(Stored items)

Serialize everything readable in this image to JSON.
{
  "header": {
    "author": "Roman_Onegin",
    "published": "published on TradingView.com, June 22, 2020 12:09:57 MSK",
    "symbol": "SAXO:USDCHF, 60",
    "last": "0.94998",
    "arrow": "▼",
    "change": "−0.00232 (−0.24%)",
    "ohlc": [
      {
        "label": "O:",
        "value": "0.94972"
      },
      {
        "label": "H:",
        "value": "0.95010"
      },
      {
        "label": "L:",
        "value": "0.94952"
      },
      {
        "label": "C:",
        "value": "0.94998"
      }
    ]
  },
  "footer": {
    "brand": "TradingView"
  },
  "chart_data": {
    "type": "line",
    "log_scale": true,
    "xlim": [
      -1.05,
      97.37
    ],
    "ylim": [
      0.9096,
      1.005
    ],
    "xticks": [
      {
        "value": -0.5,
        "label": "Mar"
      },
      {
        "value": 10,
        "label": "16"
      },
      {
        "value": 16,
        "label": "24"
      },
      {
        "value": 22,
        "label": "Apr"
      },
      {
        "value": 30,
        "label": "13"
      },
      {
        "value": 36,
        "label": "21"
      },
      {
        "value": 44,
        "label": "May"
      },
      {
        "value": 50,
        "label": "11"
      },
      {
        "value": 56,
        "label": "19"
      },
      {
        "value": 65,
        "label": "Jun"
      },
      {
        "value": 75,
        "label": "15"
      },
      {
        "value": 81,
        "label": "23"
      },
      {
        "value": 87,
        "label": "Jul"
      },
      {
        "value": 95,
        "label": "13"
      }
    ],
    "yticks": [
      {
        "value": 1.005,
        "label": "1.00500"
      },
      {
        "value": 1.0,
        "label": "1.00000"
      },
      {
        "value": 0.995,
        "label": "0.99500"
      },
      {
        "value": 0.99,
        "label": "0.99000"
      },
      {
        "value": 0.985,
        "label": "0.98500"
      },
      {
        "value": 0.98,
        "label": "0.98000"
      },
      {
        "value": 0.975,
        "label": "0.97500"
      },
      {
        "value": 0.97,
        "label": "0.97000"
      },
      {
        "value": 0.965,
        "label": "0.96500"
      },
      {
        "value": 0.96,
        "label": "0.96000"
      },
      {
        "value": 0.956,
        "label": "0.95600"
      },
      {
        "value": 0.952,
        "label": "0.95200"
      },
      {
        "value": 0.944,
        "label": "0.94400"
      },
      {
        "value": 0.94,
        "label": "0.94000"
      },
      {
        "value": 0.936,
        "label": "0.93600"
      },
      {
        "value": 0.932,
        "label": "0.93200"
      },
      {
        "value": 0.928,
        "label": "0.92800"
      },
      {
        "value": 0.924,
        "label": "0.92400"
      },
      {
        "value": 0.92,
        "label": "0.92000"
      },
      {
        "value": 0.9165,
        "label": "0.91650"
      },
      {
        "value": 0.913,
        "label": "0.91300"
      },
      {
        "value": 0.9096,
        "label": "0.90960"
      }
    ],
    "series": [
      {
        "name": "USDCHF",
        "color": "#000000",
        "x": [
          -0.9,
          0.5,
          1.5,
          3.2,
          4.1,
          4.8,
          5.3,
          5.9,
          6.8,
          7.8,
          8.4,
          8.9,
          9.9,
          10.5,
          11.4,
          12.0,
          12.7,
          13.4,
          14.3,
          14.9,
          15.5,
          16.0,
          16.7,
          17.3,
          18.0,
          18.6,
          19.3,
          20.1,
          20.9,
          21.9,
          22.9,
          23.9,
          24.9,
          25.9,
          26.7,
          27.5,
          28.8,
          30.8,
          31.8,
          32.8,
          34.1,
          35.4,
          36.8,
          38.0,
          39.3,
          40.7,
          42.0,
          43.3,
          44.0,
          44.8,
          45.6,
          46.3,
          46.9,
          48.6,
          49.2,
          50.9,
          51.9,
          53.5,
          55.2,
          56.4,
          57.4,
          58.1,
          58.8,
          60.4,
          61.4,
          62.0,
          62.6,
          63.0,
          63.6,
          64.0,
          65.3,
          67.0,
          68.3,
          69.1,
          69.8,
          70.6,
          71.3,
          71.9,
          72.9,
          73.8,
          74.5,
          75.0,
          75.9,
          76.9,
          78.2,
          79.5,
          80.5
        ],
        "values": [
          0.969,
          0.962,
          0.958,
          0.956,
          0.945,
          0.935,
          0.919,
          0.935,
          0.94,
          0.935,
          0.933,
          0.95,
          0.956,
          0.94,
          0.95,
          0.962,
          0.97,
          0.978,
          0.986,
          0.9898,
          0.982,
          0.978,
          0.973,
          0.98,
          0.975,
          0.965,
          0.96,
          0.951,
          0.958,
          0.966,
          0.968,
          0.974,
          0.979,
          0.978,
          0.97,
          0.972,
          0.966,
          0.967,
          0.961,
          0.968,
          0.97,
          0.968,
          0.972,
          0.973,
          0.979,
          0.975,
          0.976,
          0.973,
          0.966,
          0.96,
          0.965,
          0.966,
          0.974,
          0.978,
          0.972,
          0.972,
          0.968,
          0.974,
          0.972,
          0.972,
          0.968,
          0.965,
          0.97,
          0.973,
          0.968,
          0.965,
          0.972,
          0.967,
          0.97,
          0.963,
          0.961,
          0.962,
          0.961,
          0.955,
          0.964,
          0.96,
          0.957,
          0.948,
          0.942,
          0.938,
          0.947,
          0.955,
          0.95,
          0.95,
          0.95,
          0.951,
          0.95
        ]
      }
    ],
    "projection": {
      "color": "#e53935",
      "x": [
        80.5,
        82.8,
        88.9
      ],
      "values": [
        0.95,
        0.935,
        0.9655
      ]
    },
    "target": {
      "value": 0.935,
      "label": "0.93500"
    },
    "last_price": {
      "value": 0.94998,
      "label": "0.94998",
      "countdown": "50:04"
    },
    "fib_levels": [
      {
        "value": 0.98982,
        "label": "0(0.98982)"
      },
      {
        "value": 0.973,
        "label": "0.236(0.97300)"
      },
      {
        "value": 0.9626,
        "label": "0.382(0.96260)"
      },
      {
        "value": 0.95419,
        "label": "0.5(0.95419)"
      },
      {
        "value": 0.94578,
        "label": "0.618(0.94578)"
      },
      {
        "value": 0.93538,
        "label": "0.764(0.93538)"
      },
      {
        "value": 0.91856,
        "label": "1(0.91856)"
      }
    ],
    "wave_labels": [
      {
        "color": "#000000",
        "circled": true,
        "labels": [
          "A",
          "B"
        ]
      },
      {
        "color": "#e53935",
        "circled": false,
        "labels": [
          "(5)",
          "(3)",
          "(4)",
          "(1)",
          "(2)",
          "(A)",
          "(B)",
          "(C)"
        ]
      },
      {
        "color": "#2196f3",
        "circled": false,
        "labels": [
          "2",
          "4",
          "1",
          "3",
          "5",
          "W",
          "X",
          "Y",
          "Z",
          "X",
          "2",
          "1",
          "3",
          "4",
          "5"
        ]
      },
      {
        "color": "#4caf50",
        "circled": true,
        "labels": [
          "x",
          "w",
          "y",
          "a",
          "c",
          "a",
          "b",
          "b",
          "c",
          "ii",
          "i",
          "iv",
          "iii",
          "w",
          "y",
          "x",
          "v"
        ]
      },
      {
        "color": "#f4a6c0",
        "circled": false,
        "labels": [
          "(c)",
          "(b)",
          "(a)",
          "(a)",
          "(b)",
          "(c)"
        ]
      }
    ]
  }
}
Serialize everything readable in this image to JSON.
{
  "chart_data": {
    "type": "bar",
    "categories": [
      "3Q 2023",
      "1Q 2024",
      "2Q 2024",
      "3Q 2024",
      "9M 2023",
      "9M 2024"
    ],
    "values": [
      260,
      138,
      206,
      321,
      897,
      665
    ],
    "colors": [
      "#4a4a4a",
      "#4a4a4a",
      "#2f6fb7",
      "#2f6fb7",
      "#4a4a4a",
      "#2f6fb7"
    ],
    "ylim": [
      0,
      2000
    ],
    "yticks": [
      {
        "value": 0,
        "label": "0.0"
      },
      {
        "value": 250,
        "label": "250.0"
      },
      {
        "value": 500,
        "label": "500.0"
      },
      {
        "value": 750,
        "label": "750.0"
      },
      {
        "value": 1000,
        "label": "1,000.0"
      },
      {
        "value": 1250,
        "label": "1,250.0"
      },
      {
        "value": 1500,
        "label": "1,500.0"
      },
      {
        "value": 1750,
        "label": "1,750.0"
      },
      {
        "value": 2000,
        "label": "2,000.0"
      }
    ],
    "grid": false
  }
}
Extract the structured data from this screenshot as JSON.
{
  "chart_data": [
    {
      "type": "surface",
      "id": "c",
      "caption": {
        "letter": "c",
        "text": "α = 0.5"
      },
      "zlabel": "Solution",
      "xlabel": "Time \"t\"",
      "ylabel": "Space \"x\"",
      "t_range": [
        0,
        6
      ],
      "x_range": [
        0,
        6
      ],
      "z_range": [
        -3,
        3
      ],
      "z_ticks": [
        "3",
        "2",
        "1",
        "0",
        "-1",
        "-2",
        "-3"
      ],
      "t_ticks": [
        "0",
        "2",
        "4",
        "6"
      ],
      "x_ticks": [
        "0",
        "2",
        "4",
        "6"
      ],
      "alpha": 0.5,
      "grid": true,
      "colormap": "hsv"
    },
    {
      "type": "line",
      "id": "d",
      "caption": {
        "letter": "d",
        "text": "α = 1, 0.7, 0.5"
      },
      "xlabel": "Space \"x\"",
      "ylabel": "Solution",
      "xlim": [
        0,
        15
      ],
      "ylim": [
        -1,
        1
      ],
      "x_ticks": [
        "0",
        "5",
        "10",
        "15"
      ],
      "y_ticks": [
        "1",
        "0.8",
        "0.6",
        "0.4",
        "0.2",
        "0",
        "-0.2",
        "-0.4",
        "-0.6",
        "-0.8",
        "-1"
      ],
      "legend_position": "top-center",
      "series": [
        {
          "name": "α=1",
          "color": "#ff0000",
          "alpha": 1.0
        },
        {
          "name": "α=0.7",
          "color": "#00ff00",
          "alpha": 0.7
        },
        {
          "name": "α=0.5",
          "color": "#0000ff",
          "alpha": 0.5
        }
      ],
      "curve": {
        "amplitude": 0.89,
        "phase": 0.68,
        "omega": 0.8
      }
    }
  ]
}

(TASK GOAL) Using the listing above, list every line in which the string "TradingView" occurs.

(TASK OUTPUT)
    "published": "published on TradingView.com, June 22, 2020 12:09:57 MSK",
    "brand": "TradingView"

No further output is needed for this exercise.